Wir befinden uns heute in einer Phase eines historisch nie dagewesenen Überflusses, in der uns kaum mehr ein soziales Entbehrungs- oder Verlusterlebnis den hohen Wert unseres gegenwärtigen Lebens verdeutlicht. Fatalerweise ist dieser Überfluss keineswegs nur das späte Ergebnis eines einst aus der Not geborenen effizienten Wirtschaftens, sondern ursprünglich genauso motiviert vom Wunsch, der Kostbarkeit des Lebens habhaft zu werden.
Wer schon genug hat, der versucht nur zu gern, durch Anhäufung, durch noch mehr Konsum sein Glück zu vermehren. Man könnte sagen: Überflussgesellschaften verlieren „mangels eines Mangels“ generell den Sinn für das Schöne des Lebens, und statt ihr Wohl in der „schönen Normalität“ zu suchen, versuchen sie, den Weg über das Anhäufen und Verwalten materieller Güter zu gehen. Haben oder Sein, nannte das Erich Fromm.

▶ **AUFGABENLISTE**
a: Fasse den Auszug zur Überflussgesellschaft in genau zwei Sätzen zusammen.
b: Führe den Auszug zur Überflussgesellschaft im Anschluss an seinen letzten Satz fort.

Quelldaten

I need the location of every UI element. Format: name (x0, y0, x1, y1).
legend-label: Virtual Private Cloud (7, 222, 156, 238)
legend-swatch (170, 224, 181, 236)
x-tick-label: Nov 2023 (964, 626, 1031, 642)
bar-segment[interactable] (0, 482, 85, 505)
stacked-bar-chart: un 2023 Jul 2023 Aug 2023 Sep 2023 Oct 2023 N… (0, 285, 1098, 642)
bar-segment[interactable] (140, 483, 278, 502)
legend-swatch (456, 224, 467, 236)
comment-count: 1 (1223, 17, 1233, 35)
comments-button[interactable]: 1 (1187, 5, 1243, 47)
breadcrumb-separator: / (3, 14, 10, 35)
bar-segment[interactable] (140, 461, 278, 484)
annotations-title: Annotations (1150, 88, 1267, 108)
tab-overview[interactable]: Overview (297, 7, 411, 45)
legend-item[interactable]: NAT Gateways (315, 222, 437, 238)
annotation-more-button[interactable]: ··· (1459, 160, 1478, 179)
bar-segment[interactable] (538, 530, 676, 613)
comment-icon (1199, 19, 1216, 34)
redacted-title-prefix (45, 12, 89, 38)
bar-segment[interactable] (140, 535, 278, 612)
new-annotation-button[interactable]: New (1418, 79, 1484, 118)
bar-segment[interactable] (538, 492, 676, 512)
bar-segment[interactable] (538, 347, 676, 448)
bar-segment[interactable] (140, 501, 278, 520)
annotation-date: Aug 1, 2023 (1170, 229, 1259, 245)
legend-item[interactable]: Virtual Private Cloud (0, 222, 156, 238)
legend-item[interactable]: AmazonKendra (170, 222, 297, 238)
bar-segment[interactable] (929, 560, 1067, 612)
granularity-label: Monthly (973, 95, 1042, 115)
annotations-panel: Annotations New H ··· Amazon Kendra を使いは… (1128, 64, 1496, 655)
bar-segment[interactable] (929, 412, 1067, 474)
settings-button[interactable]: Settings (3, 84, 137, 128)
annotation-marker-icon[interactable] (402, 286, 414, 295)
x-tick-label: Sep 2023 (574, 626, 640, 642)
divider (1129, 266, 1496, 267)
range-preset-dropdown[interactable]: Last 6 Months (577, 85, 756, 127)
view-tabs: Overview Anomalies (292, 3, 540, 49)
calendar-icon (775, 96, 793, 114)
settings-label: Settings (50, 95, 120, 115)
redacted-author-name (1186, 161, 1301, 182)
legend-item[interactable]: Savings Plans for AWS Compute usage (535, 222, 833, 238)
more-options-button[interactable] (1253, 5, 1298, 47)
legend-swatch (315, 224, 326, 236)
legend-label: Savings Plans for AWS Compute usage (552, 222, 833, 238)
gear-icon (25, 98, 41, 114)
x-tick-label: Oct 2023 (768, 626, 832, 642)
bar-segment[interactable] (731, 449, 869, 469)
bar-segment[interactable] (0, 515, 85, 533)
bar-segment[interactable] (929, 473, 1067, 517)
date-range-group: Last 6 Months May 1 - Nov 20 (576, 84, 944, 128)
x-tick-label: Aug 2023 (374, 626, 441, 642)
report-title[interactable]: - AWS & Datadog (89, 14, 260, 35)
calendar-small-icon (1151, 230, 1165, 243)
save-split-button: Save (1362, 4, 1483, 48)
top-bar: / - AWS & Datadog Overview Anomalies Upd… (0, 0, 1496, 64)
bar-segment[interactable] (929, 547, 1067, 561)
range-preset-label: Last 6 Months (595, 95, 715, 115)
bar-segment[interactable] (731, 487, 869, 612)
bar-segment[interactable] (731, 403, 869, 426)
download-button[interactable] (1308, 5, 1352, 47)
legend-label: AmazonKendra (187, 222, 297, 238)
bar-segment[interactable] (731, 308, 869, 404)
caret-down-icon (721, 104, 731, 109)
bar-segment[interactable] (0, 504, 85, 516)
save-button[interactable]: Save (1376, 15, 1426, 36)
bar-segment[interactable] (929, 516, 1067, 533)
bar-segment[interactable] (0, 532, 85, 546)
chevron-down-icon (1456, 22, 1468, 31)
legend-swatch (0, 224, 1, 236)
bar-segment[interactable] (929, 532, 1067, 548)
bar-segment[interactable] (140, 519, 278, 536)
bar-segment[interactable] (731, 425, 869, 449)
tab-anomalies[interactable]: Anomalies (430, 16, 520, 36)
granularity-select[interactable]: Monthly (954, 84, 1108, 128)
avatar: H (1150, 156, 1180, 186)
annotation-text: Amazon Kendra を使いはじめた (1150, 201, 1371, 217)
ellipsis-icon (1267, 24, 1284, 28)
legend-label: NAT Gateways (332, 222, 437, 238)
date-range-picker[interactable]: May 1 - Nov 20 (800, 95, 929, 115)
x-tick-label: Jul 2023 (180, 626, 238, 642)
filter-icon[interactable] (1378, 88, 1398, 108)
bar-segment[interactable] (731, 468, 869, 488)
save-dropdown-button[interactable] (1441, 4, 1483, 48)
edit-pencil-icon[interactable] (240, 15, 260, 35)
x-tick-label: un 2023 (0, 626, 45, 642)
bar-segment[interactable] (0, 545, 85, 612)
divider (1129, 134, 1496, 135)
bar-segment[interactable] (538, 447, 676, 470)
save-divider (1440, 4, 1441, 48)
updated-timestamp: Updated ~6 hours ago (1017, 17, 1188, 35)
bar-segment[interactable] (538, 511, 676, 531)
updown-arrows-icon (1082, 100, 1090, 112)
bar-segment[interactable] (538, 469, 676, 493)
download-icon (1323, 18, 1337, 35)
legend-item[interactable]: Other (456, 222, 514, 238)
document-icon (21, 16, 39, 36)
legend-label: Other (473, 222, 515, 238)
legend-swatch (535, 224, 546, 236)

▶ **DIE ANTWORTEN**
a: Heute herrscht ein historisch nie dagewesener Überfluss, in dem kaum noch ein Entbehrungs- oder Verlusterlebnis den hohen Wert des gegenwärtigen Lebens verdeutlicht. Dieser Überfluss entsprang nicht nur effizientem Wirtschaften aus der Not, sondern auch dem Wunsch, der Kostbarkeit des Lebens habhaft zu werden, und so suchen Überflussgesellschaften ihr Glück statt in der „schönen Normalität“ im Anhäufen und Verwalten materieller Güter, was Erich Fromm „Haben oder Sein“ nannte.

b:
Dinge füllen jedoch nur eine innere Leere, räumlich, zeitlich und emotional, die Strategie selbst aber läuft leer. Fromm würde sagen: Im Massenkonsum werden Bedürfnisse befriedigt, die von kapitalistischen Verlockungen geweckt wurden, die aber nicht die wahren Bedürfnisse des Menschen sind. Was trotz aller Fülle unerfüllt bleibt, ist unser ureigener Wunsch, Beziehungen zu erleben und den eigenen kreativen Anteil auszuagieren – und vor allem, worum es hier geht: unser natürliches Leben als ein Geschenk zu empfinden.
Echte Lebenskunst in der Überflussgesellschaft heißt also gerade nicht, die eigene Anhäufungstechnik von Luxusgütern zu optimieren, sondern bedeutet das Vermögen, trotz ihrer Verfügbarkeit die „Fülle des Banalen“ wieder erkennen zu lernen.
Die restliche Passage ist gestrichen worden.